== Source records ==
BEGIN

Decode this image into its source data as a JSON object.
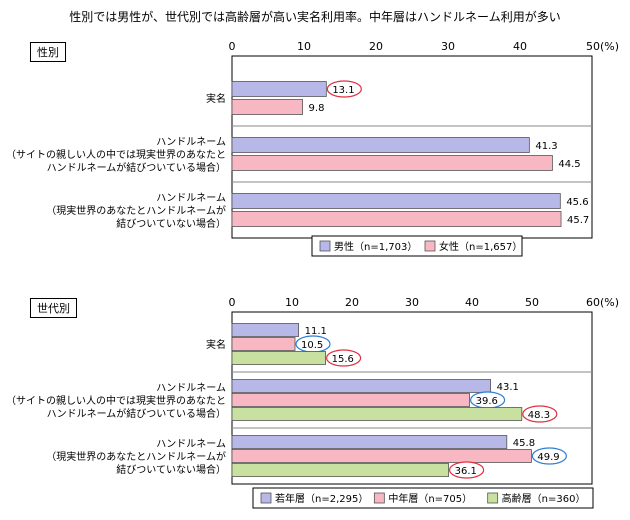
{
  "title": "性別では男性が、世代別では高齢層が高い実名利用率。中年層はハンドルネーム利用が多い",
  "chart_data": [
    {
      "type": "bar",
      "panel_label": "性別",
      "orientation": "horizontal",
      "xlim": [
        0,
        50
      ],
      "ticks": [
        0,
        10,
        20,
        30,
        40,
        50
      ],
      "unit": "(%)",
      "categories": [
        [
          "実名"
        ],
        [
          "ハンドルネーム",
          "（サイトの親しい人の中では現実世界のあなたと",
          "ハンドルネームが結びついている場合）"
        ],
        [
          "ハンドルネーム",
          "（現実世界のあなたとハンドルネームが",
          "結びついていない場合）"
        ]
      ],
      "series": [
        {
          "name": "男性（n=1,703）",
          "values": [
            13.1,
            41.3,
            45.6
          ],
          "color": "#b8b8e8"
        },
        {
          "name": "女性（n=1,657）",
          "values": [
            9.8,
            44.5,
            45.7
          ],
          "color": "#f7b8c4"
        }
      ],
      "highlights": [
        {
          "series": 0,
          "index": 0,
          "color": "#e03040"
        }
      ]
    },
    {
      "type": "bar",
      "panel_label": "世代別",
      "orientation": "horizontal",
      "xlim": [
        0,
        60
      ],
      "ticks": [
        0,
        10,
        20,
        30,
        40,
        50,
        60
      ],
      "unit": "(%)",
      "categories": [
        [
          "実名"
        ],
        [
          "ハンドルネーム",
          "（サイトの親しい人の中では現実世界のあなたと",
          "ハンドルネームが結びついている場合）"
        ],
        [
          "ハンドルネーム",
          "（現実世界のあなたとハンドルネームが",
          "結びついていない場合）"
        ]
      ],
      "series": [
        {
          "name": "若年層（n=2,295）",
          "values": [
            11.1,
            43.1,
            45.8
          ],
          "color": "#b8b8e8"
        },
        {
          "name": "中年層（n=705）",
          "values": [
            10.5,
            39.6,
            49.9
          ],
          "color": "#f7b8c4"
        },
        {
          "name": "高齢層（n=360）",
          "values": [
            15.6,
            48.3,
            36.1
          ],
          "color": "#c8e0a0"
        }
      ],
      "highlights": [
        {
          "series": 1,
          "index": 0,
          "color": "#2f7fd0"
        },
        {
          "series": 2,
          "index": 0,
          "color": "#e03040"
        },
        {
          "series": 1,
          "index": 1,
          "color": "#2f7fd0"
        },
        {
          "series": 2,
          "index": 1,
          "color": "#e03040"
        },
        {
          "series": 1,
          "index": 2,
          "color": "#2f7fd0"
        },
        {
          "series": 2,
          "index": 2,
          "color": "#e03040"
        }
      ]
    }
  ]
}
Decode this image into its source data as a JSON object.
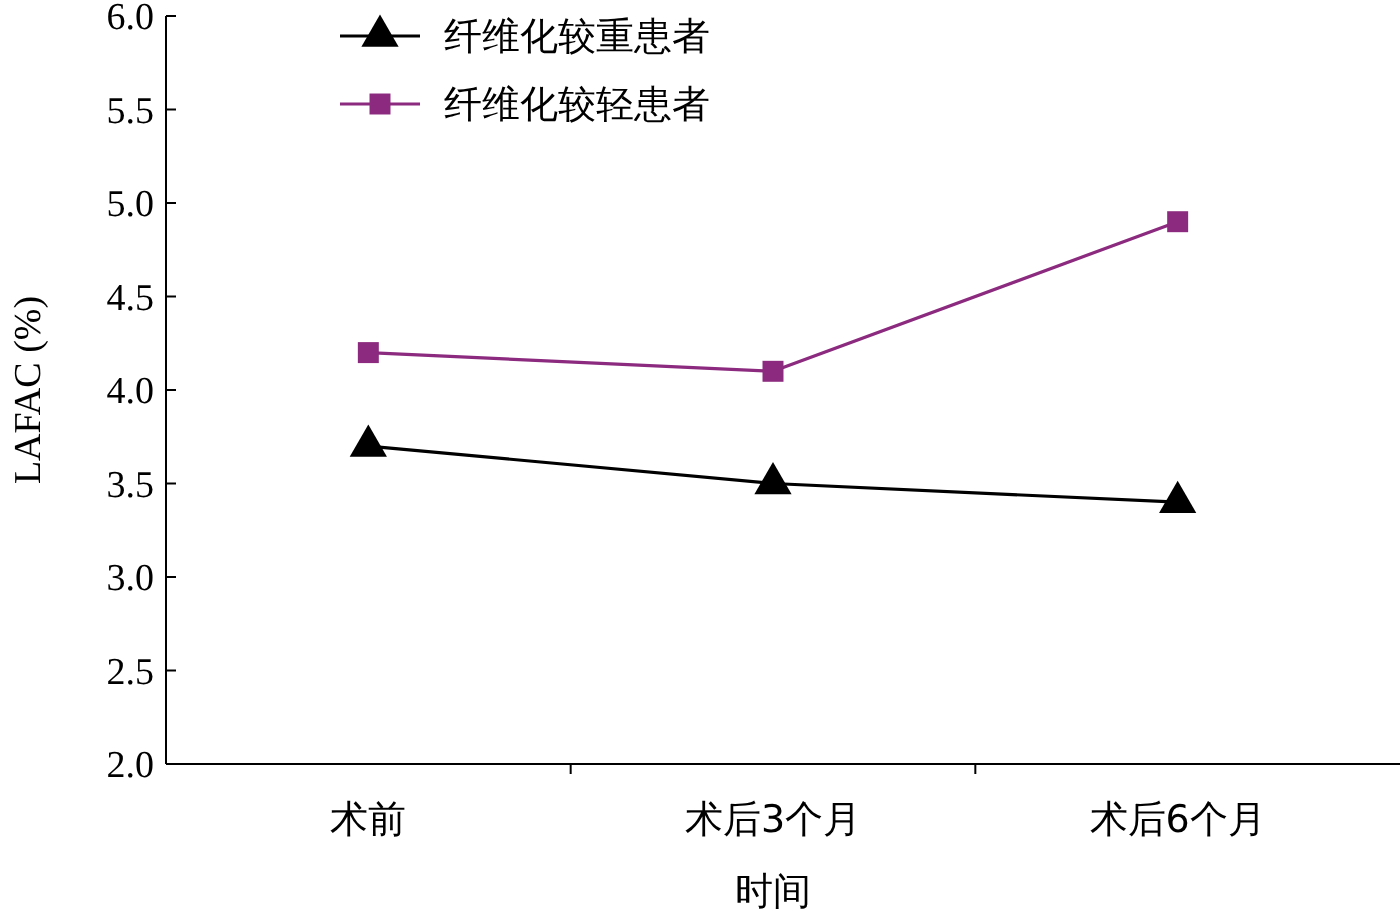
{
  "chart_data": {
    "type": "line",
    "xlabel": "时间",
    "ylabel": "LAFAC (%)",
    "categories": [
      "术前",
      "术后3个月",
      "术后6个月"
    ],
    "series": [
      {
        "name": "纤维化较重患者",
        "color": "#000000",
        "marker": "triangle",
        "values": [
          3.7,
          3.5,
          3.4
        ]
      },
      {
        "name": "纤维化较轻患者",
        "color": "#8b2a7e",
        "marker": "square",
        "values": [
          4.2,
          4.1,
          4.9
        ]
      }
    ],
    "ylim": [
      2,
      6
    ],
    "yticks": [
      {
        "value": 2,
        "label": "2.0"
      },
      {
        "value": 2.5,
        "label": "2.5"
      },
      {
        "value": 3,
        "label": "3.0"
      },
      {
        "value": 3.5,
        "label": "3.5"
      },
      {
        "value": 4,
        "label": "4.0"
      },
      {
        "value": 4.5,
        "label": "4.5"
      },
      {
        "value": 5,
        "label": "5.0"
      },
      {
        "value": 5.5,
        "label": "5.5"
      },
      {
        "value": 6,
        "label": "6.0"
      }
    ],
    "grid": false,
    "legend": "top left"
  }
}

END
BEGIN

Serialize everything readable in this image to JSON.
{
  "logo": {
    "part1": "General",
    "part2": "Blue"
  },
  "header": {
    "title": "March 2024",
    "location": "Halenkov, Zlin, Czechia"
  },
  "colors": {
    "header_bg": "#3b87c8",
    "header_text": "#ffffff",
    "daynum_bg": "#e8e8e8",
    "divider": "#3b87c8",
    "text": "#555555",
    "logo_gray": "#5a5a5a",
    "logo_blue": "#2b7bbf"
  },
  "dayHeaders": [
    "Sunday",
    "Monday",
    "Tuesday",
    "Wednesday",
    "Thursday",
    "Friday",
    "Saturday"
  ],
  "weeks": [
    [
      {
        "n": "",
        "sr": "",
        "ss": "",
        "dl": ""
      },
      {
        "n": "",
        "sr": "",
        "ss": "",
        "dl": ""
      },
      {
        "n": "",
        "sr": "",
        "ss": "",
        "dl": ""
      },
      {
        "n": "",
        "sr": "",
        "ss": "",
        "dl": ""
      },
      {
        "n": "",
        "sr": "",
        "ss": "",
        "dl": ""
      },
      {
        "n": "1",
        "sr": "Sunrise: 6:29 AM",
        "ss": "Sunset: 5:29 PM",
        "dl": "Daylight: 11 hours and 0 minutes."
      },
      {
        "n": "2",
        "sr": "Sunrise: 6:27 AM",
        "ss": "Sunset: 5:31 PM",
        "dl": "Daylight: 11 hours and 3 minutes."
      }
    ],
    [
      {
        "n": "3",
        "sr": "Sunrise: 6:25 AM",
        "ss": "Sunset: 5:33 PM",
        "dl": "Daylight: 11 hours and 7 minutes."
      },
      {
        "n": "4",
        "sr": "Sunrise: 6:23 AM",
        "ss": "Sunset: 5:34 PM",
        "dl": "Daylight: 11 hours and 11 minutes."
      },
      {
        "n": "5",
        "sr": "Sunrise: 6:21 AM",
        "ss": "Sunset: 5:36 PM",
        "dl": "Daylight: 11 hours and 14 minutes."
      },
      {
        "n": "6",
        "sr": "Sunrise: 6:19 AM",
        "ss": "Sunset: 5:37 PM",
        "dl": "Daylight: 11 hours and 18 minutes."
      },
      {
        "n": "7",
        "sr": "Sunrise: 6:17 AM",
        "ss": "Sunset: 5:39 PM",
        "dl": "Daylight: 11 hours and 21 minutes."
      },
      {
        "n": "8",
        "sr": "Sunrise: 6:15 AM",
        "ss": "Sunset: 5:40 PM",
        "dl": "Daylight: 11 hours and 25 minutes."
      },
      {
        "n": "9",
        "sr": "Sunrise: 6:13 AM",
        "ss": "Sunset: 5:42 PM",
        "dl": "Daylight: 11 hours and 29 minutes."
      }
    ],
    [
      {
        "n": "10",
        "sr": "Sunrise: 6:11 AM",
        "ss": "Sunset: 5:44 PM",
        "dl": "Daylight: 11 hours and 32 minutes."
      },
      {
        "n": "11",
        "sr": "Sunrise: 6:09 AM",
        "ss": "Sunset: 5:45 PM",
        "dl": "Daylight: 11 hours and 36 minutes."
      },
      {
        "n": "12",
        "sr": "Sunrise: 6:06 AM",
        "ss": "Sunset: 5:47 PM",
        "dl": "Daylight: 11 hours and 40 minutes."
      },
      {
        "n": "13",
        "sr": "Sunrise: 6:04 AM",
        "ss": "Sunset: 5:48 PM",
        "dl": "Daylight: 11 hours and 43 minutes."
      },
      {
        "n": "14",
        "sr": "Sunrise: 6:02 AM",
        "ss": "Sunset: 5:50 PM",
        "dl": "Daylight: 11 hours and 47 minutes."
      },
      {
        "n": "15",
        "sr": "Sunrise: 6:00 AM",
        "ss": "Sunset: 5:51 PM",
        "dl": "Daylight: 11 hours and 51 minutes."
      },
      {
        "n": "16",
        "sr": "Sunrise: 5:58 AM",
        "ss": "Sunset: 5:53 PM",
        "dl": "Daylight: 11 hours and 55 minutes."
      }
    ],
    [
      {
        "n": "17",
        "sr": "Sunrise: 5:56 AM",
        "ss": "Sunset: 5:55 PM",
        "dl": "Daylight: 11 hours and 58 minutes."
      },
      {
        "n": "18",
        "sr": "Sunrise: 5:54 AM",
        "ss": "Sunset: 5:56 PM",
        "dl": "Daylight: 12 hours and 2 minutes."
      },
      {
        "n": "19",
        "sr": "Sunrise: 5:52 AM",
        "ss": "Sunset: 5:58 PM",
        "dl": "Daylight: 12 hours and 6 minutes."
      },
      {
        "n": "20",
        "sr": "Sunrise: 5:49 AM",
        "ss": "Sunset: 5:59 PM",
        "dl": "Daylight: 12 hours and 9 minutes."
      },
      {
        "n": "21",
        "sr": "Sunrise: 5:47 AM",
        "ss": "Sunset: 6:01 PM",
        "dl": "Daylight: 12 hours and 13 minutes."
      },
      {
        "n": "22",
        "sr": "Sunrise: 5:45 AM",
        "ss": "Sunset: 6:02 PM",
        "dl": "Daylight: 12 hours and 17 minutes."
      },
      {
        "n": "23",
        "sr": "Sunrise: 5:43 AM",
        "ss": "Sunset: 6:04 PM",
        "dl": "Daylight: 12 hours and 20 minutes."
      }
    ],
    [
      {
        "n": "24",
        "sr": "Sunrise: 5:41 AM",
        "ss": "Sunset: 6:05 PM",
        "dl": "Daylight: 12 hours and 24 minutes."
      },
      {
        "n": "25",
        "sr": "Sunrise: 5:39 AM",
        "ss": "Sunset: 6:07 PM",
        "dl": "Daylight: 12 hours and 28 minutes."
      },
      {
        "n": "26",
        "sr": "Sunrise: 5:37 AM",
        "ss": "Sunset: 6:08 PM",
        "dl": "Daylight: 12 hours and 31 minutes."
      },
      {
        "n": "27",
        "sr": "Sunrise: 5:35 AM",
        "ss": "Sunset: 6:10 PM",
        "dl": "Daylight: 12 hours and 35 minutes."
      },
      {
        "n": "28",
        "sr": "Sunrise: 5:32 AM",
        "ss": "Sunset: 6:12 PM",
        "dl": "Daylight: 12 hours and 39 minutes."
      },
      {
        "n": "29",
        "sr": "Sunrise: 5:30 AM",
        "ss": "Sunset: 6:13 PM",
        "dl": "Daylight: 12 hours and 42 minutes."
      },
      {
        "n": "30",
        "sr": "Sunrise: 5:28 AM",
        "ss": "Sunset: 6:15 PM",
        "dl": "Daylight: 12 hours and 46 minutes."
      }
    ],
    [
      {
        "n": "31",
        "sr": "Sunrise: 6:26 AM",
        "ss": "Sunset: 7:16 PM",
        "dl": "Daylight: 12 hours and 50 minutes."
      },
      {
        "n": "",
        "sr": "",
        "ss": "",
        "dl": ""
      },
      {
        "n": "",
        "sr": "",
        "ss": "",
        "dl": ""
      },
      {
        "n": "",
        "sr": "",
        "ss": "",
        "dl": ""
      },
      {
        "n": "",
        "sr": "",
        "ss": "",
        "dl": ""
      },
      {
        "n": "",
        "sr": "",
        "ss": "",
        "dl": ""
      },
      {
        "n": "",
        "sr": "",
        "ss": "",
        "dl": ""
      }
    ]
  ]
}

END

== The problem ==
Find the lines holding "title" and list every one.

== Task output ==
  "title": "性別では男性が、世代別では高齢層が高い実名利用率。中年層はハンドルネーム利用が多い",
    "title": "March 2024",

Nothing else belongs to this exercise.